(Data records)
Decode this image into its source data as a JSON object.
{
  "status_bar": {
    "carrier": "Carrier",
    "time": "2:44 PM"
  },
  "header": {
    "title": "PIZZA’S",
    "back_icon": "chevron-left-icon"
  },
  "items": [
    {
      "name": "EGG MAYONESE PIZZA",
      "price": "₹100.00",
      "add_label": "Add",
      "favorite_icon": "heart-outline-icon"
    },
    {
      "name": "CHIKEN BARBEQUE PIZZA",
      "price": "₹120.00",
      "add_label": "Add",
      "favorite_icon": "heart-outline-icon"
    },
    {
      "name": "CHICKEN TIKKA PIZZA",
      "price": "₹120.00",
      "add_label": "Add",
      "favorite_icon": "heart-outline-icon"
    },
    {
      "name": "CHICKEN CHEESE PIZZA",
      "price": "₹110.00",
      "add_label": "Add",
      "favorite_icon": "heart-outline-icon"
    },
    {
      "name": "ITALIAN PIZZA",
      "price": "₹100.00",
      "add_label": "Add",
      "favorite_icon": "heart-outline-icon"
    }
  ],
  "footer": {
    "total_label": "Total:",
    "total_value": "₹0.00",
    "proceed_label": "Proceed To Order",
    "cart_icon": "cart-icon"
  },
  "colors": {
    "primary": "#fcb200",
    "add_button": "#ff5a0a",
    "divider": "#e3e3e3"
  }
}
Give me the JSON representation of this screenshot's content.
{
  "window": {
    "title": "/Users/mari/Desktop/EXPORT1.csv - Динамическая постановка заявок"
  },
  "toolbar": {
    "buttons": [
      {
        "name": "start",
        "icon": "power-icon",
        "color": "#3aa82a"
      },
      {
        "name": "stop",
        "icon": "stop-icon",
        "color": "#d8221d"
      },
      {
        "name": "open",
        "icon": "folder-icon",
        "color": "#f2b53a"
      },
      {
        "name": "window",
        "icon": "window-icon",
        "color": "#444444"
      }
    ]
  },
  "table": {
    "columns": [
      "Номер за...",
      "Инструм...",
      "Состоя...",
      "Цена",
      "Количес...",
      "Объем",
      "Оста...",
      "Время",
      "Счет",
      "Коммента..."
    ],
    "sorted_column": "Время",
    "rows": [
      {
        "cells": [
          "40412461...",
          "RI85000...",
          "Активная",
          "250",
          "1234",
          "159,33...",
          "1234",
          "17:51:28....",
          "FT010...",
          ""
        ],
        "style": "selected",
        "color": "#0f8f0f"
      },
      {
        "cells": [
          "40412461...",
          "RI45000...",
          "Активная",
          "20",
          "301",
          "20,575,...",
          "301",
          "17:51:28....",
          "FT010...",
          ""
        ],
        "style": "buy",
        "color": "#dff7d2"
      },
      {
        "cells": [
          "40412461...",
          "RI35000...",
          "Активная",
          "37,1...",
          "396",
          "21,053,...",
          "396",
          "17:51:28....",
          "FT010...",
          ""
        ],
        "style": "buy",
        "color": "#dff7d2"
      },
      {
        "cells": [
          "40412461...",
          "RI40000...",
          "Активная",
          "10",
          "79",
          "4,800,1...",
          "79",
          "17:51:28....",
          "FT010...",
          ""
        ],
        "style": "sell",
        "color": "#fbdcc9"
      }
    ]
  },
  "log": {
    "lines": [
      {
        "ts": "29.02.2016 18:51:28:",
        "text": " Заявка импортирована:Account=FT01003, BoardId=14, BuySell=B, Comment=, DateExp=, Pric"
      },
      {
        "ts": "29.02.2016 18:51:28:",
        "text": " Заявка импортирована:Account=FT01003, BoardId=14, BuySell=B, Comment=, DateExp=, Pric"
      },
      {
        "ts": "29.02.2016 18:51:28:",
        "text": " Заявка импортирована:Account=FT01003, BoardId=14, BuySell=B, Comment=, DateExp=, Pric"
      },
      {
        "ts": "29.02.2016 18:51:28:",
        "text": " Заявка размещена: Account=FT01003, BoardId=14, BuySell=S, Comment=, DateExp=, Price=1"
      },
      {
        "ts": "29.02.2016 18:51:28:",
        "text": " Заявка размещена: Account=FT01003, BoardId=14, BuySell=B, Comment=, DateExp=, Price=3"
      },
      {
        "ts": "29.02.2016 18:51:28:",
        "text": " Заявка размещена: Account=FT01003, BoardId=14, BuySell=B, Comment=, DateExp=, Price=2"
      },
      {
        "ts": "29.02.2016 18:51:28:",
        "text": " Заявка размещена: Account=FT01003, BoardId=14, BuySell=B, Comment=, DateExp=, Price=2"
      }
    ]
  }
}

* [WRITTEN REQUEST]
Repeat the material above in full, quoting it exactly.

* [SOLUTION FOR THIS EXERCISE]
Decode this image into its source data as a JSON object.
{
  "status_bar": {
    "carrier": "Carrier",
    "time": "2:44 PM"
  },
  "header": {
    "title": "PIZZA’S",
    "back_icon": "chevron-left-icon"
  },
  "items": [
    {
      "name": "EGG MAYONESE PIZZA",
      "price": "₹100.00",
      "add_label": "Add",
      "favorite_icon": "heart-outline-icon"
    },
    {
      "name": "CHIKEN BARBEQUE PIZZA",
      "price": "₹120.00",
      "add_label": "Add",
      "favorite_icon": "heart-outline-icon"
    },
    {
      "name": "CHICKEN TIKKA PIZZA",
      "price": "₹120.00",
      "add_label": "Add",
      "favorite_icon": "heart-outline-icon"
    },
    {
      "name": "CHICKEN CHEESE PIZZA",
      "price": "₹110.00",
      "add_label": "Add",
      "favorite_icon": "heart-outline-icon"
    },
    {
      "name": "ITALIAN PIZZA",
      "price": "₹100.00",
      "add_label": "Add",
      "favorite_icon": "heart-outline-icon"
    }
  ],
  "footer": {
    "total_label": "Total:",
    "total_value": "₹0.00",
    "proceed_label": "Proceed To Order",
    "cart_icon": "cart-icon"
  },
  "colors": {
    "primary": "#fcb200",
    "add_button": "#ff5a0a",
    "divider": "#e3e3e3"
  }
}
Give me the JSON representation of this screenshot's content.
{
  "window": {
    "title": "/Users/mari/Desktop/EXPORT1.csv - Динамическая постановка заявок"
  },
  "toolbar": {
    "buttons": [
      {
        "name": "start",
        "icon": "power-icon",
        "color": "#3aa82a"
      },
      {
        "name": "stop",
        "icon": "stop-icon",
        "color": "#d8221d"
      },
      {
        "name": "open",
        "icon": "folder-icon",
        "color": "#f2b53a"
      },
      {
        "name": "window",
        "icon": "window-icon",
        "color": "#444444"
      }
    ]
  },
  "table": {
    "columns": [
      "Номер за...",
      "Инструм...",
      "Состоя...",
      "Цена",
      "Количес...",
      "Объем",
      "Оста...",
      "Время",
      "Счет",
      "Коммента..."
    ],
    "sorted_column": "Время",
    "rows": [
      {
        "cells": [
          "40412461...",
          "RI85000...",
          "Активная",
          "250",
          "1234",
          "159,33...",
          "1234",
          "17:51:28....",
          "FT010...",
          ""
        ],
        "style": "selected",
        "color": "#0f8f0f"
      },
      {
        "cells": [
          "40412461...",
          "RI45000...",
          "Активная",
          "20",
          "301",
          "20,575,...",
          "301",
          "17:51:28....",
          "FT010...",
          ""
        ],
        "style": "buy",
        "color": "#dff7d2"
      },
      {
        "cells": [
          "40412461...",
          "RI35000...",
          "Активная",
          "37,1...",
          "396",
          "21,053,...",
          "396",
          "17:51:28....",
          "FT010...",
          ""
        ],
        "style": "buy",
        "color": "#dff7d2"
      },
      {
        "cells": [
          "40412461...",
          "RI40000...",
          "Активная",
          "10",
          "79",
          "4,800,1...",
          "79",
          "17:51:28....",
          "FT010...",
          ""
        ],
        "style": "sell",
        "color": "#fbdcc9"
      }
    ]
  },
  "log": {
    "lines": [
      {
        "ts": "29.02.2016 18:51:28:",
        "text": " Заявка импортирована:Account=FT01003, BoardId=14, BuySell=B, Comment=, DateExp=, Pric"
      },
      {
        "ts": "29.02.2016 18:51:28:",
        "text": " Заявка импортирована:Account=FT01003, BoardId=14, BuySell=B, Comment=, DateExp=, Pric"
      },
      {
        "ts": "29.02.2016 18:51:28:",
        "text": " Заявка импортирована:Account=FT01003, BoardId=14, BuySell=B, Comment=, DateExp=, Pric"
      },
      {
        "ts": "29.02.2016 18:51:28:",
        "text": " Заявка размещена: Account=FT01003, BoardId=14, BuySell=S, Comment=, DateExp=, Price=1"
      },
      {
        "ts": "29.02.2016 18:51:28:",
        "text": " Заявка размещена: Account=FT01003, BoardId=14, BuySell=B, Comment=, DateExp=, Price=3"
      },
      {
        "ts": "29.02.2016 18:51:28:",
        "text": " Заявка размещена: Account=FT01003, BoardId=14, BuySell=B, Comment=, DateExp=, Price=2"
      },
      {
        "ts": "29.02.2016 18:51:28:",
        "text": " Заявка размещена: Account=FT01003, BoardId=14, BuySell=B, Comment=, DateExp=, Price=2"
      }
    ]
  }
}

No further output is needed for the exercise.